* **GIVEN TASK**
Retype each record shown below, leaving every character as it is.

* **SOURCE RECORDS**

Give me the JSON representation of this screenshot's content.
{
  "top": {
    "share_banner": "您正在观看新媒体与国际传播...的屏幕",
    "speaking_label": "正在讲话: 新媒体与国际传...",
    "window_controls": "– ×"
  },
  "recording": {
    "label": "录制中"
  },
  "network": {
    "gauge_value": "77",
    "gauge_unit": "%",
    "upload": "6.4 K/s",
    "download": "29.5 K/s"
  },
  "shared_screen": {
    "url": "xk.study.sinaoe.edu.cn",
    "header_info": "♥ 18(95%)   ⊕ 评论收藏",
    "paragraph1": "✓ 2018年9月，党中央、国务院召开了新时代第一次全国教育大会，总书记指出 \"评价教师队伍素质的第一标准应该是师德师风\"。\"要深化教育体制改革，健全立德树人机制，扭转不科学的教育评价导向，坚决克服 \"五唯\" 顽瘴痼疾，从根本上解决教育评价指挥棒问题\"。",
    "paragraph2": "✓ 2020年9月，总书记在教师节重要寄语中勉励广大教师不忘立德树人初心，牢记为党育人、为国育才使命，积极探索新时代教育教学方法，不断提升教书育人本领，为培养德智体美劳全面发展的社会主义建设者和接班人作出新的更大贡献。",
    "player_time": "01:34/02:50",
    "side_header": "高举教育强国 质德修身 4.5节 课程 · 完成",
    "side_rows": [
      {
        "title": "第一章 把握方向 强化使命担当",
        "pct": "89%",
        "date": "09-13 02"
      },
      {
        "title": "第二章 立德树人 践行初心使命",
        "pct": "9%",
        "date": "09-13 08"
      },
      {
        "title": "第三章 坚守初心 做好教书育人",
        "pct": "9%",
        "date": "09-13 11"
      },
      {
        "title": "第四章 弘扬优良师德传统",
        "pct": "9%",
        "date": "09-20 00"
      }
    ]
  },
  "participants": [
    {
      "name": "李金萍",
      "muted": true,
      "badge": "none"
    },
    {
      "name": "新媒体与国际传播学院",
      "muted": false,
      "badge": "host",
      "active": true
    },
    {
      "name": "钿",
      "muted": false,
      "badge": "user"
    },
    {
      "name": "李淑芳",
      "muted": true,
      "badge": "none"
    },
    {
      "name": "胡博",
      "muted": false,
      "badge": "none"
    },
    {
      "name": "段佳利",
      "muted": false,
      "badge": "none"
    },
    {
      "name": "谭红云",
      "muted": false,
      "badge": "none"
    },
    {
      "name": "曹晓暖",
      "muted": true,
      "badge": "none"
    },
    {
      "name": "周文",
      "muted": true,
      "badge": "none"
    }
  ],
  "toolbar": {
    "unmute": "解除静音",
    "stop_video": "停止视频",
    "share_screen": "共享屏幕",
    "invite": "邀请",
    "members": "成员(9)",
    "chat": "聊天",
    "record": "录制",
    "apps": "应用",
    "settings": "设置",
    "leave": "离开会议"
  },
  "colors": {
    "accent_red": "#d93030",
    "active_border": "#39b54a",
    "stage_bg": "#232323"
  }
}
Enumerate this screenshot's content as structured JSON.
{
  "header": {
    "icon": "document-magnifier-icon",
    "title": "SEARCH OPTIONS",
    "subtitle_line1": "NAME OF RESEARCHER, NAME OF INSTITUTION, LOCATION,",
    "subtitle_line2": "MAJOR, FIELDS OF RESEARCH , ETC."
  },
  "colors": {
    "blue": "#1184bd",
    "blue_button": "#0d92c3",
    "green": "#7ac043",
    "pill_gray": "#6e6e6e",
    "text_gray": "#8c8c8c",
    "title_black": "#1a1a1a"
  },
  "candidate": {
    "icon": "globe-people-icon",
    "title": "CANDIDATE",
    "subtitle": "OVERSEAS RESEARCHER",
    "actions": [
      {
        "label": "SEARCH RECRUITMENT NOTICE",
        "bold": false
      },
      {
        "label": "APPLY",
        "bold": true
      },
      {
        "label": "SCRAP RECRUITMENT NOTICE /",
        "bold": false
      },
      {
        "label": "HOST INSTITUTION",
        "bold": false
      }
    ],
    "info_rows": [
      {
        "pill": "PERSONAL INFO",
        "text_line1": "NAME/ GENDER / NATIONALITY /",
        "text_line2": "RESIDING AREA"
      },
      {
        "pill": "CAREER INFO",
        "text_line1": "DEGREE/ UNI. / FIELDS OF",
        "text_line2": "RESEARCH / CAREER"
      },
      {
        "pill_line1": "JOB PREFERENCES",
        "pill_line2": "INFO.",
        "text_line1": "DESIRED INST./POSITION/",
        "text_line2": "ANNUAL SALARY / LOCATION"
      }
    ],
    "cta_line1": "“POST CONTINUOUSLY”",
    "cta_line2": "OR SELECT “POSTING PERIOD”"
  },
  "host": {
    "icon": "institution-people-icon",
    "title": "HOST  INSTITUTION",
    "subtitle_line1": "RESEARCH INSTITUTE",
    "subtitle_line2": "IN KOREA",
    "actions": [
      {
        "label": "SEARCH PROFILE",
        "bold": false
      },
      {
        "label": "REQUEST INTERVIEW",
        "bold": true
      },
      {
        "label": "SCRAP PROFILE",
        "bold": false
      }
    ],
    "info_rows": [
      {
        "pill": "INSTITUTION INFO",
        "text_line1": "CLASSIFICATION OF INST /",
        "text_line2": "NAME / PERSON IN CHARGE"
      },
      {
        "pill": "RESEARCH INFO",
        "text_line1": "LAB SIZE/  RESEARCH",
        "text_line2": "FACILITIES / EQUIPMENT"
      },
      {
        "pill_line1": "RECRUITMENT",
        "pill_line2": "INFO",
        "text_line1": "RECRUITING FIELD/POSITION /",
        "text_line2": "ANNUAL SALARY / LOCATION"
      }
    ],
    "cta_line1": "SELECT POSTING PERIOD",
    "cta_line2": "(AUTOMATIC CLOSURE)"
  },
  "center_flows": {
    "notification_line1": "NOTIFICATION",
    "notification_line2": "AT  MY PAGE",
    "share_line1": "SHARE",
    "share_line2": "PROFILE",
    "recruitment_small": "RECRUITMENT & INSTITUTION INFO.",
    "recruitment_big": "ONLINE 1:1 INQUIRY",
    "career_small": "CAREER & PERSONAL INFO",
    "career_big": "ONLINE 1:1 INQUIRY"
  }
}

* **THE SOLUTION**
Give me the JSON representation of this screenshot's content.
{
  "top": {
    "share_banner": "您正在观看新媒体与国际传播...的屏幕",
    "speaking_label": "正在讲话: 新媒体与国际传...",
    "window_controls": "– ×"
  },
  "recording": {
    "label": "录制中"
  },
  "network": {
    "gauge_value": "77",
    "gauge_unit": "%",
    "upload": "6.4 K/s",
    "download": "29.5 K/s"
  },
  "shared_screen": {
    "url": "xk.study.sinaoe.edu.cn",
    "header_info": "♥ 18(95%)   ⊕ 评论收藏",
    "paragraph1": "✓ 2018年9月，党中央、国务院召开了新时代第一次全国教育大会，总书记指出 \"评价教师队伍素质的第一标准应该是师德师风\"。\"要深化教育体制改革，健全立德树人机制，扭转不科学的教育评价导向，坚决克服 \"五唯\" 顽瘴痼疾，从根本上解决教育评价指挥棒问题\"。",
    "paragraph2": "✓ 2020年9月，总书记在教师节重要寄语中勉励广大教师不忘立德树人初心，牢记为党育人、为国育才使命，积极探索新时代教育教学方法，不断提升教书育人本领，为培养德智体美劳全面发展的社会主义建设者和接班人作出新的更大贡献。",
    "player_time": "01:34/02:50",
    "side_header": "高举教育强国 质德修身 4.5节 课程 · 完成",
    "side_rows": [
      {
        "title": "第一章 把握方向 强化使命担当",
        "pct": "89%",
        "date": "09-13 02"
      },
      {
        "title": "第二章 立德树人 践行初心使命",
        "pct": "9%",
        "date": "09-13 08"
      },
      {
        "title": "第三章 坚守初心 做好教书育人",
        "pct": "9%",
        "date": "09-13 11"
      },
      {
        "title": "第四章 弘扬优良师德传统",
        "pct": "9%",
        "date": "09-20 00"
      }
    ]
  },
  "participants": [
    {
      "name": "李金萍",
      "muted": true,
      "badge": "none"
    },
    {
      "name": "新媒体与国际传播学院",
      "muted": false,
      "badge": "host",
      "active": true
    },
    {
      "name": "钿",
      "muted": false,
      "badge": "user"
    },
    {
      "name": "李淑芳",
      "muted": true,
      "badge": "none"
    },
    {
      "name": "胡博",
      "muted": false,
      "badge": "none"
    },
    {
      "name": "段佳利",
      "muted": false,
      "badge": "none"
    },
    {
      "name": "谭红云",
      "muted": false,
      "badge": "none"
    },
    {
      "name": "曹晓暖",
      "muted": true,
      "badge": "none"
    },
    {
      "name": "周文",
      "muted": true,
      "badge": "none"
    }
  ],
  "toolbar": {
    "unmute": "解除静音",
    "stop_video": "停止视频",
    "share_screen": "共享屏幕",
    "invite": "邀请",
    "members": "成员(9)",
    "chat": "聊天",
    "record": "录制",
    "apps": "应用",
    "settings": "设置",
    "leave": "离开会议"
  },
  "colors": {
    "accent_red": "#d93030",
    "active_border": "#39b54a",
    "stage_bg": "#232323"
  }
}
Enumerate this screenshot's content as structured JSON.
{
  "header": {
    "icon": "document-magnifier-icon",
    "title": "SEARCH OPTIONS",
    "subtitle_line1": "NAME OF RESEARCHER, NAME OF INSTITUTION, LOCATION,",
    "subtitle_line2": "MAJOR, FIELDS OF RESEARCH , ETC."
  },
  "colors": {
    "blue": "#1184bd",
    "blue_button": "#0d92c3",
    "green": "#7ac043",
    "pill_gray": "#6e6e6e",
    "text_gray": "#8c8c8c",
    "title_black": "#1a1a1a"
  },
  "candidate": {
    "icon": "globe-people-icon",
    "title": "CANDIDATE",
    "subtitle": "OVERSEAS RESEARCHER",
    "actions": [
      {
        "label": "SEARCH RECRUITMENT NOTICE",
        "bold": false
      },
      {
        "label": "APPLY",
        "bold": true
      },
      {
        "label": "SCRAP RECRUITMENT NOTICE /",
        "bold": false
      },
      {
        "label": "HOST INSTITUTION",
        "bold": false
      }
    ],
    "info_rows": [
      {
        "pill": "PERSONAL INFO",
        "text_line1": "NAME/ GENDER / NATIONALITY /",
        "text_line2": "RESIDING AREA"
      },
      {
        "pill": "CAREER INFO",
        "text_line1": "DEGREE/ UNI. / FIELDS OF",
        "text_line2": "RESEARCH / CAREER"
      },
      {
        "pill_line1": "JOB PREFERENCES",
        "pill_line2": "INFO.",
        "text_line1": "DESIRED INST./POSITION/",
        "text_line2": "ANNUAL SALARY / LOCATION"
      }
    ],
    "cta_line1": "“POST CONTINUOUSLY”",
    "cta_line2": "OR SELECT “POSTING PERIOD”"
  },
  "host": {
    "icon": "institution-people-icon",
    "title": "HOST  INSTITUTION",
    "subtitle_line1": "RESEARCH INSTITUTE",
    "subtitle_line2": "IN KOREA",
    "actions": [
      {
        "label": "SEARCH PROFILE",
        "bold": false
      },
      {
        "label": "REQUEST INTERVIEW",
        "bold": true
      },
      {
        "label": "SCRAP PROFILE",
        "bold": false
      }
    ],
    "info_rows": [
      {
        "pill": "INSTITUTION INFO",
        "text_line1": "CLASSIFICATION OF INST /",
        "text_line2": "NAME / PERSON IN CHARGE"
      },
      {
        "pill": "RESEARCH INFO",
        "text_line1": "LAB SIZE/  RESEARCH",
        "text_line2": "FACILITIES / EQUIPMENT"
      },
      {
        "pill_line1": "RECRUITMENT",
        "pill_line2": "INFO",
        "text_line1": "RECRUITING FIELD/POSITION /",
        "text_line2": "ANNUAL SALARY / LOCATION"
      }
    ],
    "cta_line1": "SELECT POSTING PERIOD",
    "cta_line2": "(AUTOMATIC CLOSURE)"
  },
  "center_flows": {
    "notification_line1": "NOTIFICATION",
    "notification_line2": "AT  MY PAGE",
    "share_line1": "SHARE",
    "share_line2": "PROFILE",
    "recruitment_small": "RECRUITMENT & INSTITUTION INFO.",
    "recruitment_big": "ONLINE 1:1 INQUIRY",
    "career_small": "CAREER & PERSONAL INFO",
    "career_big": "ONLINE 1:1 INQUIRY"
  }
}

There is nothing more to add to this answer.